--- YOUR GOAL ---
Your task is to copy every line of the records below that contains "this".

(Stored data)
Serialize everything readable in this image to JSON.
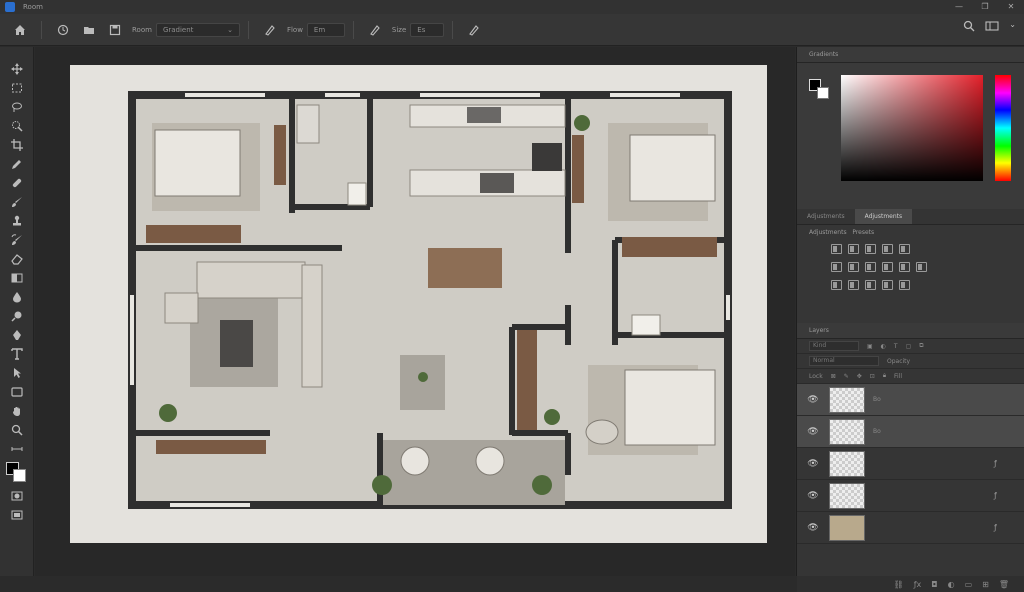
{
  "window": {
    "title": "Room",
    "controls": [
      "—",
      "❐",
      "✕"
    ]
  },
  "options_bar": {
    "mode_label": "Room",
    "mode_value": "Gradient",
    "flow_label": "Flow",
    "flow_value": "Em",
    "size_label": "Size",
    "size_value": "Es"
  },
  "color_panel": {
    "title": "Gradients",
    "accent": "#e4202a"
  },
  "adjustments": {
    "tabs": [
      "Adjustments",
      "Adjustments"
    ],
    "title": "Adjustments",
    "subtitle": "Presets"
  },
  "layers_panel": {
    "title": "Layers",
    "kind_filter": "Kind",
    "blend_mode": "Normal",
    "opacity_label": "Opacity",
    "lock_label": "Lock",
    "fill_label": "Fill",
    "layers": [
      {
        "name": "Bo",
        "selected": true,
        "kind": "transparent",
        "fx": ""
      },
      {
        "name": "Bo",
        "selected": true,
        "kind": "transparent",
        "fx": ""
      },
      {
        "name": "",
        "selected": false,
        "kind": "transparent",
        "fx": "ƒ"
      },
      {
        "name": "",
        "selected": false,
        "kind": "transparent",
        "fx": "ƒ"
      },
      {
        "name": "",
        "selected": false,
        "kind": "image",
        "fx": "ƒ"
      }
    ],
    "footer_icons": [
      "link-icon",
      "fx-icon",
      "mask-icon",
      "adjustment-icon",
      "folder-icon",
      "new-layer-icon",
      "trash-icon"
    ]
  },
  "tools": [
    "move-icon",
    "marquee-icon",
    "lasso-icon",
    "quick-select-icon",
    "crop-icon",
    "eyedropper-icon",
    "healing-icon",
    "brush-icon",
    "stamp-icon",
    "history-brush-icon",
    "eraser-icon",
    "gradient-icon",
    "blur-icon",
    "dodge-icon",
    "pen-icon",
    "type-icon",
    "path-select-icon",
    "shape-icon",
    "hand-icon",
    "zoom-icon",
    "more-icon"
  ],
  "colors": {
    "wall": "#2f2f2f",
    "floor": "#cfccc5",
    "wood": "#7a5a44",
    "paper": "#e4e2dd"
  }
}
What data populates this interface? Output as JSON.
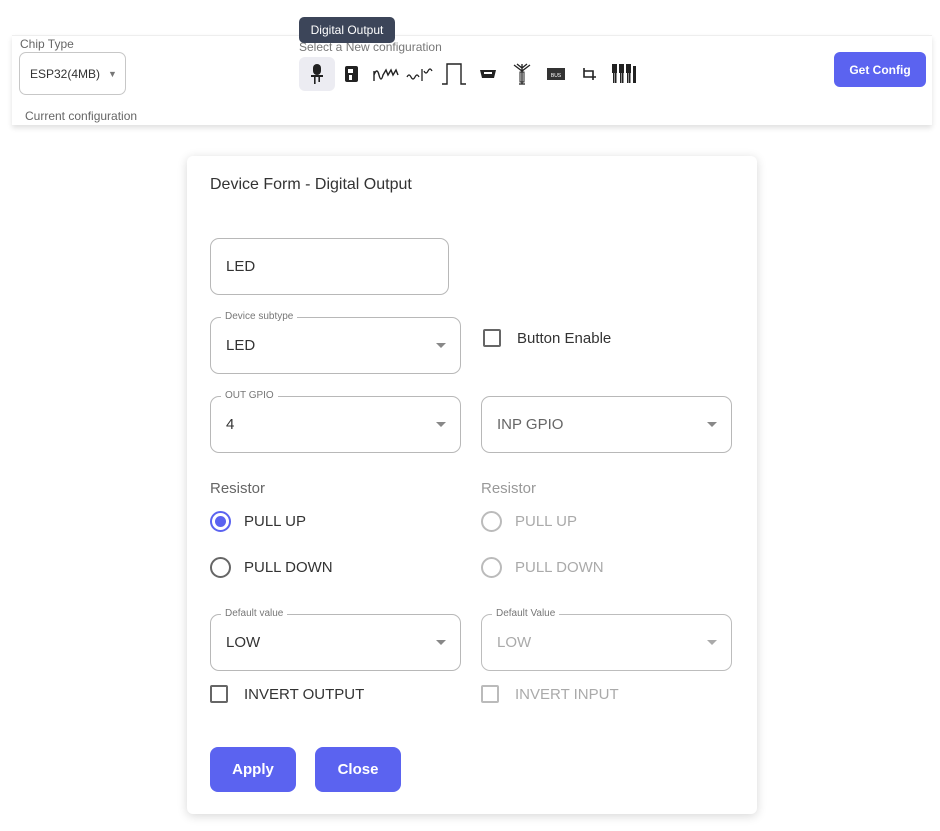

--- OUTPUT OF THE EXERCISE ---
Serialize everything readable in this image to JSON.
What data populates this interface? Output as JSON.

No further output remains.